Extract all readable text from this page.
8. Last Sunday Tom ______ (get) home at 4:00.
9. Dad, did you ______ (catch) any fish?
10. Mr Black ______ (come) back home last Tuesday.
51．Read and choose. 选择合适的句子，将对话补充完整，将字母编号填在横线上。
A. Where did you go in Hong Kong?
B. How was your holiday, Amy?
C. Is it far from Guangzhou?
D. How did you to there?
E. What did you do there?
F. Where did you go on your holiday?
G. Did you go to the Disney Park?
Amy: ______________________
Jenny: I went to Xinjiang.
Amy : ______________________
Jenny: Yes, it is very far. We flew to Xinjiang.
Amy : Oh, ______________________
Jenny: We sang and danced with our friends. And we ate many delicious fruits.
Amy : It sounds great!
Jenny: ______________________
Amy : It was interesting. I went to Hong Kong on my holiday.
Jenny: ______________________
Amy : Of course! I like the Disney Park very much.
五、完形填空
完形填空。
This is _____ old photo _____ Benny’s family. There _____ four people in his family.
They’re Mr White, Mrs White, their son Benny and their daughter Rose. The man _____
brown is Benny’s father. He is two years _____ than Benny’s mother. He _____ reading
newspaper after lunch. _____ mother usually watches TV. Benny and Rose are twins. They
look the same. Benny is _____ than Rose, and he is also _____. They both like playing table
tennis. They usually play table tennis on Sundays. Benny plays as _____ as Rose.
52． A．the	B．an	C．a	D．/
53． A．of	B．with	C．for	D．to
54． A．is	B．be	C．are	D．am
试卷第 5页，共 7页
·····
Aim » Look through the entries above; copy every line holding the string "than".

Reply »
brown is Benny’s father. He is two years _____ than Benny’s mother. He _____ reading
look the same. Benny is _____ than Rose, and he is also _____. They both like playing table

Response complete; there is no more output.